| PROVIDED DATA |
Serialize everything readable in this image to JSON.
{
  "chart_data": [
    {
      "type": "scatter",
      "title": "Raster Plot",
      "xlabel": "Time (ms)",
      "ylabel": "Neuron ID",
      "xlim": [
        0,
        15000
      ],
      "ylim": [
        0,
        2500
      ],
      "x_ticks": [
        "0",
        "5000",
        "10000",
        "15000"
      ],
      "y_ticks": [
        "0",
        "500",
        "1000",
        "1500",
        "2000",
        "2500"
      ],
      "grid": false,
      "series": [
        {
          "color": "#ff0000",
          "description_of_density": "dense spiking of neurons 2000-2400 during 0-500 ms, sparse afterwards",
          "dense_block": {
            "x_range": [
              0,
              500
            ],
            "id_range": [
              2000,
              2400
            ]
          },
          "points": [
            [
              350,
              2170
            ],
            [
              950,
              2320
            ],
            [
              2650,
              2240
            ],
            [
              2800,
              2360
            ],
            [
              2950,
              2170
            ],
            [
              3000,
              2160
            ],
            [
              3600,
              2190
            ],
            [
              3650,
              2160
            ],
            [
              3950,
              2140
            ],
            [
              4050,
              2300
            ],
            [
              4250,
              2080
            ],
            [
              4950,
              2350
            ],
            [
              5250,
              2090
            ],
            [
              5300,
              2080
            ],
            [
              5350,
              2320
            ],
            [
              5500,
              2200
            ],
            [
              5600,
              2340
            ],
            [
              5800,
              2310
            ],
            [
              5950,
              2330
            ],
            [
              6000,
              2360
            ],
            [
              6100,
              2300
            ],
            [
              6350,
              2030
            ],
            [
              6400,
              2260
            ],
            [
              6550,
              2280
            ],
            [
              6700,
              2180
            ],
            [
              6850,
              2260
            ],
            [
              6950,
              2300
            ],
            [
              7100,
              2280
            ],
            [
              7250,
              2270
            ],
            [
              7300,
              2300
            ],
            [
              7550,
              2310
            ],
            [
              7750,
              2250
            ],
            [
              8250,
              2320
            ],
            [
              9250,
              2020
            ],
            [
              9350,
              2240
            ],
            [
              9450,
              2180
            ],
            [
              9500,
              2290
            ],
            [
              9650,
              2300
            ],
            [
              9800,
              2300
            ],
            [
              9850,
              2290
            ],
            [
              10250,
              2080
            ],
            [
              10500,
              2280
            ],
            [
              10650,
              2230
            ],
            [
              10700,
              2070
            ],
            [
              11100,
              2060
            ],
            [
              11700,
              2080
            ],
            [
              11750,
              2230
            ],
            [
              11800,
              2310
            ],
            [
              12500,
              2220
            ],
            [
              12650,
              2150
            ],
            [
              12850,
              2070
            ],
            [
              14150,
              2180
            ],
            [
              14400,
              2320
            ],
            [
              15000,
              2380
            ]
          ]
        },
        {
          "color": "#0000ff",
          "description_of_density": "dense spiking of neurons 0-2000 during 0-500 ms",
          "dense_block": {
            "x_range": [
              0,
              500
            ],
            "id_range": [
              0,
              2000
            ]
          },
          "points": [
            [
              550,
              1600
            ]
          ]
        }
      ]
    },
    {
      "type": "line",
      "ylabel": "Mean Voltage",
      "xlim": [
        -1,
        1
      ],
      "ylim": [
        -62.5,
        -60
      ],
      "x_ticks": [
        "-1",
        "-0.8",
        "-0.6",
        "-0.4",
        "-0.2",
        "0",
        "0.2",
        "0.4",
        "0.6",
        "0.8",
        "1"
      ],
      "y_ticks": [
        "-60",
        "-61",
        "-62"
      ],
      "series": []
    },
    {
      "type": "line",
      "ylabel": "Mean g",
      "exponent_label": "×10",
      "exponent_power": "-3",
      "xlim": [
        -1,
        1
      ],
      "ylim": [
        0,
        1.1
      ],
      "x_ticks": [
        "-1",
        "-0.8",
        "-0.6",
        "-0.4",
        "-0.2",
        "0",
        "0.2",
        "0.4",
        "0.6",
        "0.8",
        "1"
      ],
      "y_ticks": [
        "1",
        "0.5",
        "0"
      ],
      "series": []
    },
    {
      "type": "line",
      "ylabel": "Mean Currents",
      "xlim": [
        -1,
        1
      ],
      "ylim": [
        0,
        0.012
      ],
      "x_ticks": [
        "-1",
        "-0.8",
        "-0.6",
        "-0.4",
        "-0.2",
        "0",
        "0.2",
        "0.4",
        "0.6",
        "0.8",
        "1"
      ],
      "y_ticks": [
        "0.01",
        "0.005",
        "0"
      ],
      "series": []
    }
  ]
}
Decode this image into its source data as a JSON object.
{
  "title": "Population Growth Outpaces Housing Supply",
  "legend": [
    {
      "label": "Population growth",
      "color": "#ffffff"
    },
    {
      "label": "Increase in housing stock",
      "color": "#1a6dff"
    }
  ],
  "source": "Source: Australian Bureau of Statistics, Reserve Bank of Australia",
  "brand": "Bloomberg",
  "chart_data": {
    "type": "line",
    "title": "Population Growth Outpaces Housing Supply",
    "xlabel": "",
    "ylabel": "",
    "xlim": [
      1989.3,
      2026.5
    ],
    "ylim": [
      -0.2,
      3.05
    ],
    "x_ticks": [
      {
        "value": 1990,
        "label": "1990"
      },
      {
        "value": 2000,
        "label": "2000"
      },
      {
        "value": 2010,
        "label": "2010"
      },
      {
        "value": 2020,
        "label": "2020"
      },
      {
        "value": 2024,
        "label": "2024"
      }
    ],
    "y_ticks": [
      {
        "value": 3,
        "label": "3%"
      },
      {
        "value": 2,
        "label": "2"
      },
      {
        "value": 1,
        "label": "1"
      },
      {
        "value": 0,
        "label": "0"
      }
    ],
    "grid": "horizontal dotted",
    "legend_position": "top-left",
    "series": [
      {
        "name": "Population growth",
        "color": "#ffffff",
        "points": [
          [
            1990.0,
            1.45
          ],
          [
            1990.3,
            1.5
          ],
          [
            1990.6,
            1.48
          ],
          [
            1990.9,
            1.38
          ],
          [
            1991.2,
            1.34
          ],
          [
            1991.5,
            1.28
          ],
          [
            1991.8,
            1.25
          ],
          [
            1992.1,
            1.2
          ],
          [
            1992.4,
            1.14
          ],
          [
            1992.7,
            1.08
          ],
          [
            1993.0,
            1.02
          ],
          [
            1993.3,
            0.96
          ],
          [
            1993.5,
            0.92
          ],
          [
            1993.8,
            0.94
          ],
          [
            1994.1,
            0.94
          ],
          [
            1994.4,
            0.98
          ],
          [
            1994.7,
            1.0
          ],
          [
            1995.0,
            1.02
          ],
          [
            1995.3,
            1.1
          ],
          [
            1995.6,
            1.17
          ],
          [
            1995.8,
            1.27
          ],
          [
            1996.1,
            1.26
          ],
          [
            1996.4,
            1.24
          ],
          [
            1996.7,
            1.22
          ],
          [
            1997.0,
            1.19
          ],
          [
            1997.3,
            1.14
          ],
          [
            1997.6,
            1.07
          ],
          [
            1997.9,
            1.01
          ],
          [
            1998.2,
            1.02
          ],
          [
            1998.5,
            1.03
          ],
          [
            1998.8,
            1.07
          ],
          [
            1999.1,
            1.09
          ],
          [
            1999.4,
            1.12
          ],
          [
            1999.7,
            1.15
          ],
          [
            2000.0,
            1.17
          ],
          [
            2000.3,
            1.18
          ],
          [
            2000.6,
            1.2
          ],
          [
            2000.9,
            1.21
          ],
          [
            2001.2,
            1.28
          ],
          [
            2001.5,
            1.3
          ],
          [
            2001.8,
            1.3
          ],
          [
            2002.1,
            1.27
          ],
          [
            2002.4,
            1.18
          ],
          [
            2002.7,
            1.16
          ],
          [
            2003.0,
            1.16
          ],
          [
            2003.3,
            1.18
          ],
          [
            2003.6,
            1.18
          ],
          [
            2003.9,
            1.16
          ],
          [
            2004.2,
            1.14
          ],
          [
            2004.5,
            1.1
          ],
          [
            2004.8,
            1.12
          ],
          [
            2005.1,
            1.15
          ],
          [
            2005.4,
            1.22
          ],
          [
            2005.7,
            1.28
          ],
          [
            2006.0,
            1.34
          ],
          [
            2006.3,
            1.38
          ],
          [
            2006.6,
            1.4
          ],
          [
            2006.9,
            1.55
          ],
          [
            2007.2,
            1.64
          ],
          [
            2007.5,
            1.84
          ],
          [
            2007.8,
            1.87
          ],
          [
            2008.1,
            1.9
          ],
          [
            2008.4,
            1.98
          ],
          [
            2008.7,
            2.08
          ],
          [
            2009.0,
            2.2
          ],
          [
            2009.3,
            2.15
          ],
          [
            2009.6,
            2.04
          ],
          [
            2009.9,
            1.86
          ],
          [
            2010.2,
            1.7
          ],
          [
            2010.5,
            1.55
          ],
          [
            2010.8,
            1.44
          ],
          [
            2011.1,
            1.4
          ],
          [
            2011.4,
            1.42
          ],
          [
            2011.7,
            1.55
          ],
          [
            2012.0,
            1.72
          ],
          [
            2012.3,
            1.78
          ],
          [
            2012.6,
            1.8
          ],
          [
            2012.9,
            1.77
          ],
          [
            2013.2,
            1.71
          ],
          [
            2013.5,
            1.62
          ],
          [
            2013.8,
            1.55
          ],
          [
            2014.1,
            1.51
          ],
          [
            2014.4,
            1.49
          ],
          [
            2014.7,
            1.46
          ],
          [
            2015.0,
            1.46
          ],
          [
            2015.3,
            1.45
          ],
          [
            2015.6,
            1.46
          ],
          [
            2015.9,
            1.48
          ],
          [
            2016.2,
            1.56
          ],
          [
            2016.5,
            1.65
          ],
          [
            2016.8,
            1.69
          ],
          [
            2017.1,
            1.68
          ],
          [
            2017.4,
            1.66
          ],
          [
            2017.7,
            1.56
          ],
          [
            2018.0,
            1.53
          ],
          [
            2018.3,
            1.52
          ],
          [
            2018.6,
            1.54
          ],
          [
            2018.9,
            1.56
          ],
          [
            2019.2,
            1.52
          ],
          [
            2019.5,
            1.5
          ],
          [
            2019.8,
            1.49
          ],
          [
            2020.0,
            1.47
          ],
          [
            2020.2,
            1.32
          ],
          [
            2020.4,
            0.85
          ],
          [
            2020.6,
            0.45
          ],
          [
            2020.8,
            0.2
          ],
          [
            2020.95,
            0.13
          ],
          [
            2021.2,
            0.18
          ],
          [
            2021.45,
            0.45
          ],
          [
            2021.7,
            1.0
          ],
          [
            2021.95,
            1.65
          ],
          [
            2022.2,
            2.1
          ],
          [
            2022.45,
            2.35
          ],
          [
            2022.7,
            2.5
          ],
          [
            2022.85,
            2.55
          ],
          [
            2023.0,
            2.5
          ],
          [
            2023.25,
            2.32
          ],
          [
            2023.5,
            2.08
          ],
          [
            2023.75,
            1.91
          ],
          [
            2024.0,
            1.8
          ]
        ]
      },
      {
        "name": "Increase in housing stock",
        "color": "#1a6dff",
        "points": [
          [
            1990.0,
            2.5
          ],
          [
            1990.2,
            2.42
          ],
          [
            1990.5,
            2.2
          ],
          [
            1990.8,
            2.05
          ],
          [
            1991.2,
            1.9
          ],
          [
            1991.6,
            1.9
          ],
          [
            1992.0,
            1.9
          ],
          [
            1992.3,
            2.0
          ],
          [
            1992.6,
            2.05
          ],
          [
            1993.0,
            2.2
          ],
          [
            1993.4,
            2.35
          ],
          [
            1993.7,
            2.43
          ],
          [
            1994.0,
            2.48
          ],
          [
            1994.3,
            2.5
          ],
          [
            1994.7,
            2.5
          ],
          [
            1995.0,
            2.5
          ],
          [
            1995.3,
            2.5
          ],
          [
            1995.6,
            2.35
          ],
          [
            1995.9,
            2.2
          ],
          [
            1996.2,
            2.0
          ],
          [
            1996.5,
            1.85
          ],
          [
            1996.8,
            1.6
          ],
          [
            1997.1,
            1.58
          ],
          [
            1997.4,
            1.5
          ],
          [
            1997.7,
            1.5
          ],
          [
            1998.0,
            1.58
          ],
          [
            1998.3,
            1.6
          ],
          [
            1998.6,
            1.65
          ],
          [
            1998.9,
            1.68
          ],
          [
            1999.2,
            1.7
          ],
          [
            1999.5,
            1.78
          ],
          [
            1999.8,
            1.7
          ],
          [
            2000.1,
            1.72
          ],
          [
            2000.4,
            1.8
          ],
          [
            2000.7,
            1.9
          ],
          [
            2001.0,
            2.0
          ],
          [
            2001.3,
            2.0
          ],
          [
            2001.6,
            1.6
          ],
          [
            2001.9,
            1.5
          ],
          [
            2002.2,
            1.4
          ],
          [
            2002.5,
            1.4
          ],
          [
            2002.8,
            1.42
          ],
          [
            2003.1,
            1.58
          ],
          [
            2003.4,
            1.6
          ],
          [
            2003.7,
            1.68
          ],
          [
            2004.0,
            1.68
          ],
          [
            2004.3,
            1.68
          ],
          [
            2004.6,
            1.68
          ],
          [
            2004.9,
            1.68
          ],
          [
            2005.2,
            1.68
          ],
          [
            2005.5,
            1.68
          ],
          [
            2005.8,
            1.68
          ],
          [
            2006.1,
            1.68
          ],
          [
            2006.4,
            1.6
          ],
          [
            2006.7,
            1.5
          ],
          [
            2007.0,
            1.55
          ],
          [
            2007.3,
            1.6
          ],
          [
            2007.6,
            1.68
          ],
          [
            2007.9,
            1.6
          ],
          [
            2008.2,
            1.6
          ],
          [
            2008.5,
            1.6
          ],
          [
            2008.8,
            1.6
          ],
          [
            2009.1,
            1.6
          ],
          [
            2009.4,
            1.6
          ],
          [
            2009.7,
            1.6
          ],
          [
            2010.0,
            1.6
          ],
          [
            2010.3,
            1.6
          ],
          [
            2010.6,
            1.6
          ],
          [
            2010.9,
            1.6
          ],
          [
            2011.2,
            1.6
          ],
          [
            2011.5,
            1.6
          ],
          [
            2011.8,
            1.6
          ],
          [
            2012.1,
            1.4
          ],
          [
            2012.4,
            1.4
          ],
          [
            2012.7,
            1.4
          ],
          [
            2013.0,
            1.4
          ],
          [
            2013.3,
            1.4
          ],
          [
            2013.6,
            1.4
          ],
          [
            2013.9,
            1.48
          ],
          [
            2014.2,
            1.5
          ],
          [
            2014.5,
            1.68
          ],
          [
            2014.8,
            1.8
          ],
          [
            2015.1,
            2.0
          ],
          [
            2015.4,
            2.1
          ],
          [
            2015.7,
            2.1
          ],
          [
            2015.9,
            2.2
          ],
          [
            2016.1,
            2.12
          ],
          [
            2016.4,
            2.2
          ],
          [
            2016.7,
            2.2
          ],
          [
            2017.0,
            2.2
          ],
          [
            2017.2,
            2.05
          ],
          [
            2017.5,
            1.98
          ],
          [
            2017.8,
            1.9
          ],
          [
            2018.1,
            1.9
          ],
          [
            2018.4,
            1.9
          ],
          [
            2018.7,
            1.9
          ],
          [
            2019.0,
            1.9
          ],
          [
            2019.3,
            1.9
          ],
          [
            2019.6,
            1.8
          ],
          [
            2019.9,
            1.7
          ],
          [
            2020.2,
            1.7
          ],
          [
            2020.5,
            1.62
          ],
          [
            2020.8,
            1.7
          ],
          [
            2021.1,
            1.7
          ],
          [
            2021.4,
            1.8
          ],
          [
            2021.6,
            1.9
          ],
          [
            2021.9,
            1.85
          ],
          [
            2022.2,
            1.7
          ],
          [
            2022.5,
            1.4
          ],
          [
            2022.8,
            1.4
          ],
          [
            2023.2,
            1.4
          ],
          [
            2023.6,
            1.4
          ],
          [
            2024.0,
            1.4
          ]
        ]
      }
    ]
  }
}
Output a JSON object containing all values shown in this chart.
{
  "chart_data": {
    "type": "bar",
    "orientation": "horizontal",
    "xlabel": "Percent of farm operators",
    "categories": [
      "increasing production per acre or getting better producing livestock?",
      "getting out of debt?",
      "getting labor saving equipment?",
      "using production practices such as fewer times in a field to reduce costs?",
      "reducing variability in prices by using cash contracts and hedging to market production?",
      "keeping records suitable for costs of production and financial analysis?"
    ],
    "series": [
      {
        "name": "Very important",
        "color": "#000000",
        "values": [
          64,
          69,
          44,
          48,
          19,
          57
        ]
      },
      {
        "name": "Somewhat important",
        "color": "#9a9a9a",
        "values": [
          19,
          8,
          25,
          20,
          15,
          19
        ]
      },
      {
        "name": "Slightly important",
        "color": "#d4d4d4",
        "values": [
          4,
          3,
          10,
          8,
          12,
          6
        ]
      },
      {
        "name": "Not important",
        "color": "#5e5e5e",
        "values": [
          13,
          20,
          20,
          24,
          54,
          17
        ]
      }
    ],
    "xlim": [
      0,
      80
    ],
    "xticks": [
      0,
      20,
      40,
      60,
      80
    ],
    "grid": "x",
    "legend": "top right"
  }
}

| WHAT IS ASKED |
Which lines of the material contain the string "important"? List each of them.

| ANSWER |
        "name": "Very important",
        "name": "Somewhat important",
        "name": "Slightly important",
        "name": "Not important",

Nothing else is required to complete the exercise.